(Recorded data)

-- -- --

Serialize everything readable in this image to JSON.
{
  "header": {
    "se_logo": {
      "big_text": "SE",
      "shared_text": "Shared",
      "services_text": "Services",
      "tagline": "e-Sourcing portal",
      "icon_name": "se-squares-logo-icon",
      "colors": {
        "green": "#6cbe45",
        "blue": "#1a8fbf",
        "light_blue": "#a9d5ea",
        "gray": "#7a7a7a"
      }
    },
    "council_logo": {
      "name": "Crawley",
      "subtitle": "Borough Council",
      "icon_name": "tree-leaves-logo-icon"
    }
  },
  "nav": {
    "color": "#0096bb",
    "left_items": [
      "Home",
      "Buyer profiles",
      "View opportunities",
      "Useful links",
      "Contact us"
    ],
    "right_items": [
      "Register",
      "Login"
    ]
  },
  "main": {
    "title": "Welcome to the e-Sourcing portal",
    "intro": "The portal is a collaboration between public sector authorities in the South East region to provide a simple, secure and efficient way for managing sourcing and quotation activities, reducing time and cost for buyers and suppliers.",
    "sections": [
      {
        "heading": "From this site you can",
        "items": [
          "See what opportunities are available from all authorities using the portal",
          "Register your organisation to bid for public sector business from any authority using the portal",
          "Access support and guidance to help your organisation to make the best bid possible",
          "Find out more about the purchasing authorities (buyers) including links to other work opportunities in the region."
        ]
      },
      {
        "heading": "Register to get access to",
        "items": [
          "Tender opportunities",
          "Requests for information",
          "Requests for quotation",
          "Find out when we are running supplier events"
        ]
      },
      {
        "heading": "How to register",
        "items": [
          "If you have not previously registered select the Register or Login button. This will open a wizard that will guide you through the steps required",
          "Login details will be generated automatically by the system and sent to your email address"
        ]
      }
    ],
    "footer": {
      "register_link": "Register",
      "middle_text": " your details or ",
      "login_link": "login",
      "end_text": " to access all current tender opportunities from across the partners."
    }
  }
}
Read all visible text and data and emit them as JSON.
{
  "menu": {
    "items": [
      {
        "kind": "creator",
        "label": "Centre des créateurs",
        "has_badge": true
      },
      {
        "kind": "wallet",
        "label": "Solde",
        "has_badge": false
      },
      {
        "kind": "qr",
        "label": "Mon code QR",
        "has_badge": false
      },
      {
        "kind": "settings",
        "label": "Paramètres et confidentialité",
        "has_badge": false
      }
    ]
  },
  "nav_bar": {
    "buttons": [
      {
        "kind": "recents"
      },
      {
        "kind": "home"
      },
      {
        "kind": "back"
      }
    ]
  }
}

-- -- --

▶ [Exercise aim]
Using the data above, reproduce every line exactly.

▶ [Finished exercise]
Serialize everything readable in this image to JSON.
{
  "header": {
    "se_logo": {
      "big_text": "SE",
      "shared_text": "Shared",
      "services_text": "Services",
      "tagline": "e-Sourcing portal",
      "icon_name": "se-squares-logo-icon",
      "colors": {
        "green": "#6cbe45",
        "blue": "#1a8fbf",
        "light_blue": "#a9d5ea",
        "gray": "#7a7a7a"
      }
    },
    "council_logo": {
      "name": "Crawley",
      "subtitle": "Borough Council",
      "icon_name": "tree-leaves-logo-icon"
    }
  },
  "nav": {
    "color": "#0096bb",
    "left_items": [
      "Home",
      "Buyer profiles",
      "View opportunities",
      "Useful links",
      "Contact us"
    ],
    "right_items": [
      "Register",
      "Login"
    ]
  },
  "main": {
    "title": "Welcome to the e-Sourcing portal",
    "intro": "The portal is a collaboration between public sector authorities in the South East region to provide a simple, secure and efficient way for managing sourcing and quotation activities, reducing time and cost for buyers and suppliers.",
    "sections": [
      {
        "heading": "From this site you can",
        "items": [
          "See what opportunities are available from all authorities using the portal",
          "Register your organisation to bid for public sector business from any authority using the portal",
          "Access support and guidance to help your organisation to make the best bid possible",
          "Find out more about the purchasing authorities (buyers) including links to other work opportunities in the region."
        ]
      },
      {
        "heading": "Register to get access to",
        "items": [
          "Tender opportunities",
          "Requests for information",
          "Requests for quotation",
          "Find out when we are running supplier events"
        ]
      },
      {
        "heading": "How to register",
        "items": [
          "If you have not previously registered select the Register or Login button. This will open a wizard that will guide you through the steps required",
          "Login details will be generated automatically by the system and sent to your email address"
        ]
      }
    ],
    "footer": {
      "register_link": "Register",
      "middle_text": " your details or ",
      "login_link": "login",
      "end_text": " to access all current tender opportunities from across the partners."
    }
  }
}
Read all visible text and data and emit them as JSON.
{
  "menu": {
    "items": [
      {
        "kind": "creator",
        "label": "Centre des créateurs",
        "has_badge": true
      },
      {
        "kind": "wallet",
        "label": "Solde",
        "has_badge": false
      },
      {
        "kind": "qr",
        "label": "Mon code QR",
        "has_badge": false
      },
      {
        "kind": "settings",
        "label": "Paramètres et confidentialité",
        "has_badge": false
      }
    ]
  },
  "nav_bar": {
    "buttons": [
      {
        "kind": "recents"
      },
      {
        "kind": "home"
      },
      {
        "kind": "back"
      }
    ]
  }
}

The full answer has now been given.